##### 文本片段 #####
第十二章 52.八百個蜜月加起來不滿三百個足月

看見了,那是他的家。那兒,是她的家,也看見了。她在幹嗎?三排長入神地看著車窗外頭。他看不見他們的家。他們還沒有家。當兵的成了家也依然沒家沒業。兵車向南飛駛著。二排長想著他那新婚半月的妻子,擔心著她那瘦弱的身子,一米六六的她毛重才九十斤,風一吹象要倒。他同時為自己的弱肉強食而內疚。她的家也看不見了。她在幹嗎?最後那一晚上,真委屈她了,真不好意思。他們談了四年多,可結婚太倉促了。一說打仗,都湊開了熱鬧。此一去生死未卜,幹嗎非先找上一個不可呢?他覺得還是不該結婚的,可還是結了。部隊那一陣到處都是結婚的,甭說招待所,連菜地連豬食棚連庫房連作坊,所有的房子都住滿了。新婚的和老婚的,領證和的沒領證的,都往一塊住。他給更新的結婚的戰士讓了房子,動員她回去,她哭了,說什麼也不走。他們的蜜月才半個月,這一別又是「君今往死地」,他也沒法勸了。真委屈她了,住到了連隊的大會議室,還沒爐子。到晚上,四班副又成了新郎,沒地方找房子了,也在會議室湊合吧。對角上一個角一對。最後那一晚上,象集體宿舍,真不好意思。四班副那邊又是新婚第一宿。有什麼辦法,燈一滅,動靜小著點兒吧。辦完事,漸漸覺得冷了。換得再緊捂得再嚴也還是冷。睡不著。就是不冷本來也睡不著。睡不著又不能說悄悄話。聽聽那邊,他們也沒睡著。不知道忍了多半天,他發話了:「四班副。」「到!」這一聲四個人都樂了。「冷吧?」「真冷。」「睡不著?」「睡不著。」「外邊月亮挺亮。」「是挺亮。」「可真冷。」「是挺冷。」「一冷又顯著黑了。」「黑點兒好。」「還是亮好。」「好什麼,一亮咱們就全曝光啦。」「乾脆起來聊會兒天吧。」「聊吧。」「哎,等會兒開燈,我們這口子還沒穿好呢。」燈開了,大會議室,對角上,一個角一對,穿著衣服又披著被子,四個聊起天來。
##### 條目記錄 #####
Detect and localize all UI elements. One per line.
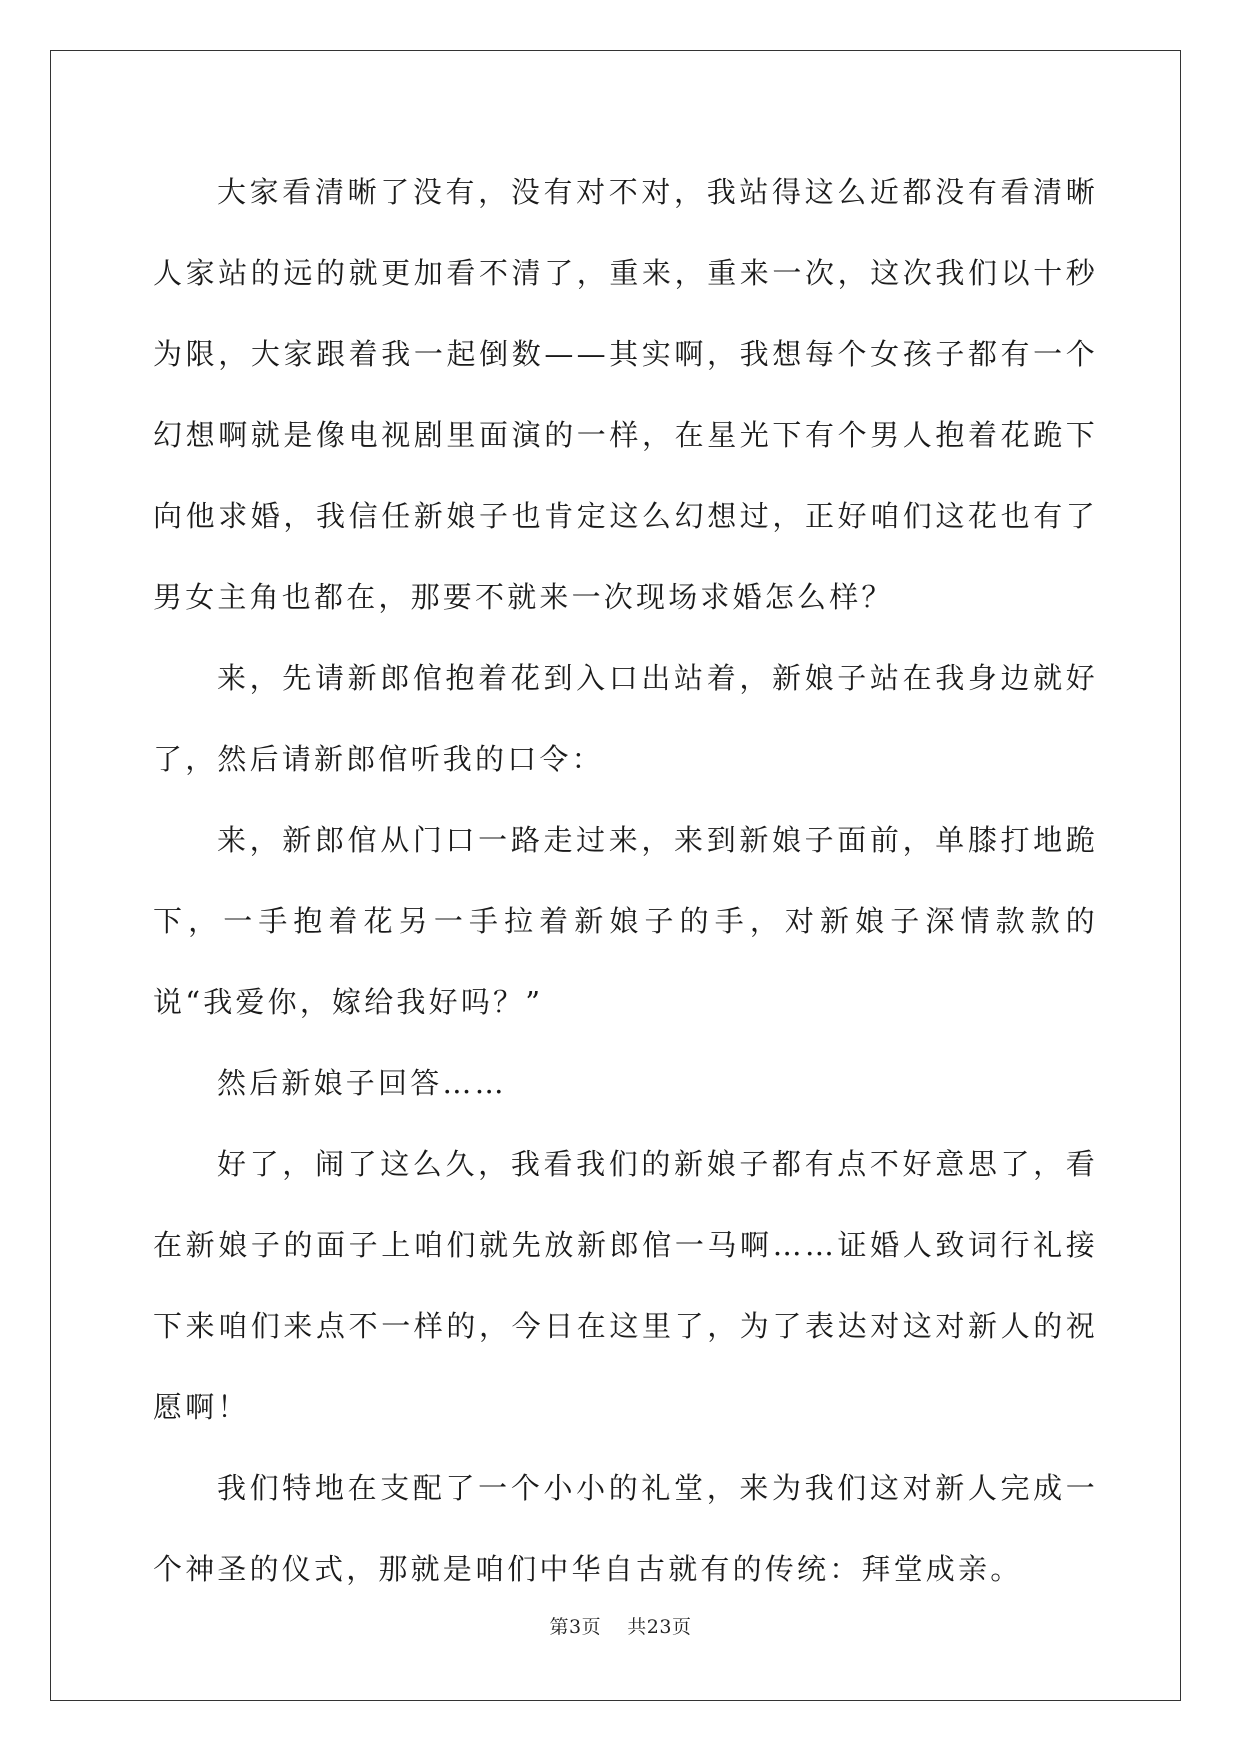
document-body — [153, 152, 1098, 1610]
paragraph-5: 好了，闹了这么久，我看我们的新娘子都有点不好意思了，看在新娘子的面子上咱们就先放新郎倌一马啊……证婚人致词行礼接下来咱们来点不一样的，今日在这里了，为了表达对这对新人的祝愿啊！ — [153, 1147, 1098, 1424]
paragraph-6: 我们特地在支配了一个小小的礼堂，来为我们这对新人完成一个神圣的仪式，那就是咱们中华自古就有的传统：拜堂成亲。 — [153, 1471, 1098, 1586]
paragraph-4: 然后新娘子回答…… — [217, 1066, 507, 1100]
page-number: 第3页 — [549, 1616, 602, 1638]
page-total: 共23页 — [627, 1616, 692, 1638]
paragraph-1: 大家看清晰了没有，没有对不对，我站得这么近都没有看清晰人家站的远的就更加看不清了，重来，重来一次，这次我们以十秒为限，大家跟着我一起倒数——其实啊，我想每个女孩子都有一个幻想啊就是像电视剧里面演的一样，在星光下有个男人抱着花跪下向他求婚，我信任新娘子也肯定这么幻想过，正好咱们这花也有了男女主角也都在，那要不就来一次现场求婚怎么样？ — [153, 175, 1098, 614]
paragraph-2: 来，先请新郎倌抱着花到入口出站着，新娘子站在我身边就好了，然后请新郎倌听我的口令： — [153, 661, 1098, 776]
paragraph-3: 来，新郎倌从门口一路走过来，来到新娘子面前，单膝打地跪下，一手抱着花另一手拉着新娘子的手，对新娘子深情款款的说“我爱你，嫁给我好吗？” — [153, 823, 1098, 1019]
page-footer — [0, 1612, 1241, 1639]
#####
_練習題目 1:_ 文本片段在「所有的房子都住滿了」之前列舉了哪些住滿了人的場所?請全部列出。
_練習題目 2:_ 請從文本片段中含有「第十二章 52.八百個蜜月加起來不滿三百個足月」的詞句開始,到「服又披著被子,四個聊起天來。」結束,逐字輸出這段原文。
_練習題目 3:_
根據文本片段回答下列問題:
(a) 二排長的妻子身高多少,體重多少?
(b) 二排長和妻子結婚前談了多久?
(c) 大會議室裡缺少什麼取暖設備?

_練習解答 1:_ 招待所、菜地、豬食棚、庫房、作坊

_練習解答 2:_
第十二章 52.八百個蜜月加起來不滿三百個足月

看見了,那是他的家。那兒,是她的家,也看見了。她在幹嗎?三排長入神地看著車窗外頭。他看不見他們的家。他們還沒有家。當兵的成了家也依然沒家沒業。兵車向南飛駛著。二排長想著他那新婚半月的妻子,擔心著她那瘦弱的身子,一米六六的她毛重才九十斤,風一吹象要倒。他同時為自己的弱肉強食而內疚。她的家也看不見了。她在幹嗎?最後那一晚上,真委屈她了,真不好意思。他們談了四年多,可結婚太倉促了。一說打仗,都湊開了熱鬧。此一去生死未卜,幹嗎非先找上一個不可呢?他覺得還是不該結婚的,可還是結了。部隊那一陣到處都是結婚的,甭說招待所,連菜地連豬食棚連庫房連作坊,所有的房子都住滿了。新婚的和老婚的,領證和的沒領證的,都往一塊住。他給更新的結婚的戰士讓了房子,動員她回去,她哭了,說什麼也不走。他們的蜜月才半個月,這一別又是「君今往死地」,他也沒法勸了。真委屈她了,住到了連隊的大會議室,還沒爐子。到晚上,四班副又成了新郎,沒地方找房子了,也在會議室湊合吧。對角上一個角一對。最後那一晚上,象集體宿舍,真不好意思。四班副那邊又是新婚第一宿。有什麼辦法,燈一滅,動靜小著點兒吧。辦完事,漸漸覺得冷了。換得再緊捂得再嚴也還是冷。睡不著。就是不冷本來也睡不著。睡不著又不能說悄悄話。聽聽那邊,他們也沒睡著。不知道忍了多半天,他發話了:「四班副。」「到!」這一聲四個人都樂了。「冷吧?」「真冷。」「睡不著?」「睡不著。」「外邊月亮挺亮。」「是挺亮。」「可真冷。」「是挺冷。」「一冷又顯著黑了。」「黑點兒好。」「還是亮好。」「好什麼,一亮咱們就全曝光啦。」「乾脆起來聊會兒天吧。」「聊吧。」「哎,等會兒開燈,我們這口子還沒穿好呢。」燈開了,大會議室,對角上,一個角一對,穿著衣服又披著被子,四個聊起天來。

_練習解答 3:_
(a) 身高一米六六,體重九十斤。
(b) 四年多。
(c) 沒有爐子。